Stated goal: Copy all of the material below exactly.

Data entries
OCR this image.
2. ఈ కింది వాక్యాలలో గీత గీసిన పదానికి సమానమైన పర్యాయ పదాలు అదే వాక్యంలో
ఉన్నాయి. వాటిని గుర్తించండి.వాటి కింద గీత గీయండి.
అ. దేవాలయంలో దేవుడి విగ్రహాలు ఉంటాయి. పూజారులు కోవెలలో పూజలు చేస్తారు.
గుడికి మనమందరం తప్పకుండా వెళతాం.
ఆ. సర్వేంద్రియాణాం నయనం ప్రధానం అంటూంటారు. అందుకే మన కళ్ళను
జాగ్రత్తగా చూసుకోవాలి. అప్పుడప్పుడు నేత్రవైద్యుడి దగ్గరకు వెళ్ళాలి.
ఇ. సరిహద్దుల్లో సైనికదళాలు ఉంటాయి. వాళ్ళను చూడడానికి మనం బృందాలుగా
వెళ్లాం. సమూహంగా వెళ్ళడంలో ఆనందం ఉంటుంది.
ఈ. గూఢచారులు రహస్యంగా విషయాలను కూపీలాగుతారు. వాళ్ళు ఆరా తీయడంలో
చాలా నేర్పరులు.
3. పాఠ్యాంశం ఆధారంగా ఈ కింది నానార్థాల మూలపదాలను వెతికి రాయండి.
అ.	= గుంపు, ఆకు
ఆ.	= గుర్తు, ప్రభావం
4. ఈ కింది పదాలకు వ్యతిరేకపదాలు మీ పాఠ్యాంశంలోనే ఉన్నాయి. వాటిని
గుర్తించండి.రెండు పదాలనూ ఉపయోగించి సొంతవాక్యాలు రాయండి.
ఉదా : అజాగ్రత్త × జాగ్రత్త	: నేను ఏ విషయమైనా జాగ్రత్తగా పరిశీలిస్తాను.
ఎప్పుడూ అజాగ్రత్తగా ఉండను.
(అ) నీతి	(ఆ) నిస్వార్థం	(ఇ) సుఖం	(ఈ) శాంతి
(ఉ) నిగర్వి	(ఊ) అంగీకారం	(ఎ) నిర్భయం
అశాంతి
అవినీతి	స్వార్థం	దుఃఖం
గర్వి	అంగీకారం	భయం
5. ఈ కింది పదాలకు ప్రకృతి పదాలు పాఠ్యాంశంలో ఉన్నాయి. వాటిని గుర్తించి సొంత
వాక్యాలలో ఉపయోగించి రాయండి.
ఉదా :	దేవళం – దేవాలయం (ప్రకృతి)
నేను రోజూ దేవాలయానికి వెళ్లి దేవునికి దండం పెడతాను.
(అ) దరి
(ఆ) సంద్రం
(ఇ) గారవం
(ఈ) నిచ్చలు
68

Answer to the exercise:
OCR this image.
2. ఈ కింది వాక్యాలలో గీత గీసిన పదానికి సమానమైన పర్యాయ పదాలు అదే వాక్యంలో
ఉన్నాయి. వాటిని గుర్తించండి.వాటి కింద గీత గీయండి.
అ. దేవాలయంలో దేవుడి విగ్రహాలు ఉంటాయి. పూజారులు కోవెలలో పూజలు చేస్తారు.
గుడికి మనమందరం తప్పకుండా వెళతాం.
ఆ. సర్వేంద్రియాణాం నయనం ప్రధానం అంటూంటారు. అందుకే మన కళ్ళను
జాగ్రత్తగా చూసుకోవాలి. అప్పుడప్పుడు నేత్రవైద్యుడి దగ్గరకు వెళ్ళాలి.
ఇ. సరిహద్దుల్లో సైనికదళాలు ఉంటాయి. వాళ్ళను చూడడానికి మనం బృందాలుగా
వెళ్లాం. సమూహంగా వెళ్ళడంలో ఆనందం ఉంటుంది.
ఈ. గూఢచారులు రహస్యంగా విషయాలను కూపీలాగుతారు. వాళ్ళు ఆరా తీయడంలో
చాలా నేర్పరులు.
3. పాఠ్యాంశం ఆధారంగా ఈ కింది నానార్థాల మూలపదాలను వెతికి రాయండి.
అ.	= గుంపు, ఆకు
ఆ.	= గుర్తు, ప్రభావం
4. ఈ కింది పదాలకు వ్యతిరేకపదాలు మీ పాఠ్యాంశంలోనే ఉన్నాయి. వాటిని
గుర్తించండి.రెండు పదాలనూ ఉపయోగించి సొంతవాక్యాలు రాయండి.
ఉదా : అజాగ్రత్త × జాగ్రత్త	: నేను ఏ విషయమైనా జాగ్రత్తగా పరిశీలిస్తాను.
ఎప్పుడూ అజాగ్రత్తగా ఉండను.
(అ) నీతి	(ఆ) నిస్వార్థం	(ఇ) సుఖం	(ఈ) శాంతి
(ఉ) నిగర్వి	(ఊ) అంగీకారం	(ఎ) నిర్భయం
అశాంతి
అవినీతి	స్వార్థం	దుఃఖం
గర్వి	అంగీకారం	భయం
5. ఈ కింది పదాలకు ప్రకృతి పదాలు పాఠ్యాంశంలో ఉన్నాయి. వాటిని గుర్తించి సొంత
వాక్యాలలో ఉపయోగించి రాయండి.
ఉదా :	దేవళం – దేవాలయం (ప్రకృతి)
నేను రోజూ దేవాలయానికి వెళ్లి దేవునికి దండం పెడతాను.
(అ) దరి
(ఆ) సంద్రం
(ఇ) గారవం
(ఈ) నిచ్చలు
68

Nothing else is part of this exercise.